• [Work to be completed] Lines that contain "sempre" are to be counted; give only their number.

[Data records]
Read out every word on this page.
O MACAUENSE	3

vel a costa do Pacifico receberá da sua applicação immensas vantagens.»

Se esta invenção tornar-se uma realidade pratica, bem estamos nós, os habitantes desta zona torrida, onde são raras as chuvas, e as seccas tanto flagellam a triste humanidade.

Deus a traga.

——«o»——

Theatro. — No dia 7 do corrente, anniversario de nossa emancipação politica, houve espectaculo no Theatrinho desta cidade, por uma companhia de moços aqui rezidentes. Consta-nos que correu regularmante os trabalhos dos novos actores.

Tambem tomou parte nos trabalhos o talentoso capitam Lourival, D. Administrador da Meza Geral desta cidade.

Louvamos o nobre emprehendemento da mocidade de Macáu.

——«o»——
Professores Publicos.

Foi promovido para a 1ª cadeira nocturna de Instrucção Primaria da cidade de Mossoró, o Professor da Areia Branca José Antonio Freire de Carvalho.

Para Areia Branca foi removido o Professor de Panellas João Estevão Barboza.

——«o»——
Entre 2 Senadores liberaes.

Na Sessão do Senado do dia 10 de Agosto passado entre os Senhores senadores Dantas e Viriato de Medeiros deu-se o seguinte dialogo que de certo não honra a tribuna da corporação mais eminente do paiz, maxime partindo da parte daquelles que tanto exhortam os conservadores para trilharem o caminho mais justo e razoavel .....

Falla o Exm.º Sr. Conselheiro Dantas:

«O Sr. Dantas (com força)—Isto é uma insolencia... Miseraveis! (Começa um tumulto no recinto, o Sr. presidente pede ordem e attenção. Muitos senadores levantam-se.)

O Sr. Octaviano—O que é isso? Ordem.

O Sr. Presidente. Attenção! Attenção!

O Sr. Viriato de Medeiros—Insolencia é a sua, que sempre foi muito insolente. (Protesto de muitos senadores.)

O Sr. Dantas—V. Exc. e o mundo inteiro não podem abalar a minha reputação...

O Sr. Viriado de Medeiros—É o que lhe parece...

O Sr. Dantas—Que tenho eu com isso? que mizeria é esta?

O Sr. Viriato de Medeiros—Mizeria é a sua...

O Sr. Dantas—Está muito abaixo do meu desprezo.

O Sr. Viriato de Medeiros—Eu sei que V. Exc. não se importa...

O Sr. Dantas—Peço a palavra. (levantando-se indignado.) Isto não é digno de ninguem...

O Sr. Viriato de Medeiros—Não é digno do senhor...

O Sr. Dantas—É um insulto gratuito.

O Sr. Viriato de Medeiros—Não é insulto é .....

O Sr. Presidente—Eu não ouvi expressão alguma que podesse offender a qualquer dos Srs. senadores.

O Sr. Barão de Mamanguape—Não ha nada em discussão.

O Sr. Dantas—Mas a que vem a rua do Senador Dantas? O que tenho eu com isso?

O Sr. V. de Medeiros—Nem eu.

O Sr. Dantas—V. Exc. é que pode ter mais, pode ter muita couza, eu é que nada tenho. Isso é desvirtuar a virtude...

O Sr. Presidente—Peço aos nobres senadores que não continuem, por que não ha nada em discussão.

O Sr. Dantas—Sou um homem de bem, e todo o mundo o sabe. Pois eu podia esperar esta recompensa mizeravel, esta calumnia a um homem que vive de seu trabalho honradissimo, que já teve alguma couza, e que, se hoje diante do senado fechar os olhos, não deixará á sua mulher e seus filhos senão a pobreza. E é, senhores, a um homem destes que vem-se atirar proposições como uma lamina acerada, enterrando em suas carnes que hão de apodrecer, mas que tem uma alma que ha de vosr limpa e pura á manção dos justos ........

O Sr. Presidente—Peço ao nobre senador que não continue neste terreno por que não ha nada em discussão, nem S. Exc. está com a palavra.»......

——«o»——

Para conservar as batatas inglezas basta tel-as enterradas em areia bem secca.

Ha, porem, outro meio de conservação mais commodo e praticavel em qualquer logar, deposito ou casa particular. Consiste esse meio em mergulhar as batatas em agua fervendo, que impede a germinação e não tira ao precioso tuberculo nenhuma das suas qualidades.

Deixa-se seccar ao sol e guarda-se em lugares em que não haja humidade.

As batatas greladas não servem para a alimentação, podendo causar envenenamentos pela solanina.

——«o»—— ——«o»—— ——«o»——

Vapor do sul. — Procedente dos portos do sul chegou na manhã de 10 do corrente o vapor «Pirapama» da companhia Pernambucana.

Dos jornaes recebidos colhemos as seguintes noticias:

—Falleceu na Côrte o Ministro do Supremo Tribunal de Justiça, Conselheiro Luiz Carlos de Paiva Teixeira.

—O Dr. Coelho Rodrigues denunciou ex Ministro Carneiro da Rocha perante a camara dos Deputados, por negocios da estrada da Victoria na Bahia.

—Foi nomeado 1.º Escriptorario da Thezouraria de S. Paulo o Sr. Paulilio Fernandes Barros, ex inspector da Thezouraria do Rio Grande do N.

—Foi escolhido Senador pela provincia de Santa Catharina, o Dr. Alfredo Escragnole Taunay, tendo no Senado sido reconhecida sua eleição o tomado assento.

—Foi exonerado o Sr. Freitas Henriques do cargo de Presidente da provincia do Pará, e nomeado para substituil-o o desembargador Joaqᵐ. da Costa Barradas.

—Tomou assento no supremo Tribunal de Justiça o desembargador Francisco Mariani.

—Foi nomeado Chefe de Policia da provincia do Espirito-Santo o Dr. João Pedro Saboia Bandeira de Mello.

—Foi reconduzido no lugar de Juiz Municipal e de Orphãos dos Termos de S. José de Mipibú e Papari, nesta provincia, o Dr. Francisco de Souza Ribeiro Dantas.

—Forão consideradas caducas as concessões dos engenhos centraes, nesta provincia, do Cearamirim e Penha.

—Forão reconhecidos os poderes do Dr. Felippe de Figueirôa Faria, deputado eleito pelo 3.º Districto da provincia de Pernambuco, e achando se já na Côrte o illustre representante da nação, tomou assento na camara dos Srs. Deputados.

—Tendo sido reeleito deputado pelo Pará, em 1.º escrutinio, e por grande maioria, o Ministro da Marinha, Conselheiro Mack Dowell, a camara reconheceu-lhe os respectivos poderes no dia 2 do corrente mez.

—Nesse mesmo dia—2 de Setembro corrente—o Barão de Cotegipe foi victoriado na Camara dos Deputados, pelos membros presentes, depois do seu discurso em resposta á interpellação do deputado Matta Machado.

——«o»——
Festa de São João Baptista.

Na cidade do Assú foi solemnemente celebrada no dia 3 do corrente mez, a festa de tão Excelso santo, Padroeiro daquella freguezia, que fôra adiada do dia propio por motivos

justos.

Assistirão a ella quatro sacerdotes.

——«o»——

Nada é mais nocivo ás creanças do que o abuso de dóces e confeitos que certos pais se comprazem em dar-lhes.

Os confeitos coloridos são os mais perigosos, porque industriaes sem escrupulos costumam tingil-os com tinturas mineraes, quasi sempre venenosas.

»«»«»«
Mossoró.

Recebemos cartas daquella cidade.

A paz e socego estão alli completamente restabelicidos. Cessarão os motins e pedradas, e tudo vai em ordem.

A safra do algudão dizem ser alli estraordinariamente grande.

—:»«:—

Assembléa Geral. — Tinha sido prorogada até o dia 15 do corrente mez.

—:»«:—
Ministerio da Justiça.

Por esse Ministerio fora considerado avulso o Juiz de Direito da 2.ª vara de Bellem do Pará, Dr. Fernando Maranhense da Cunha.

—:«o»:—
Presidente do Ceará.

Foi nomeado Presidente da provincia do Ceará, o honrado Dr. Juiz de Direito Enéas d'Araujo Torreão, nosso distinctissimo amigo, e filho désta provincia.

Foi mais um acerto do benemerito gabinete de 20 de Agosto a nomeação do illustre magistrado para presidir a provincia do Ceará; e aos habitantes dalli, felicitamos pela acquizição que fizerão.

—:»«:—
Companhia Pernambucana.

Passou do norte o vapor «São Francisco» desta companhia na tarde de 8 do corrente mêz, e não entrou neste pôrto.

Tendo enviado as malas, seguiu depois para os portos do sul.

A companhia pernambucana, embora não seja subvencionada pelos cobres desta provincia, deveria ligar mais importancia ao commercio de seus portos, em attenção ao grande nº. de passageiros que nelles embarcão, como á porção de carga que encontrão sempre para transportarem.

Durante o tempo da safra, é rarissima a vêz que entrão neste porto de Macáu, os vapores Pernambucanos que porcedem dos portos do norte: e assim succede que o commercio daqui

• [Result below] 3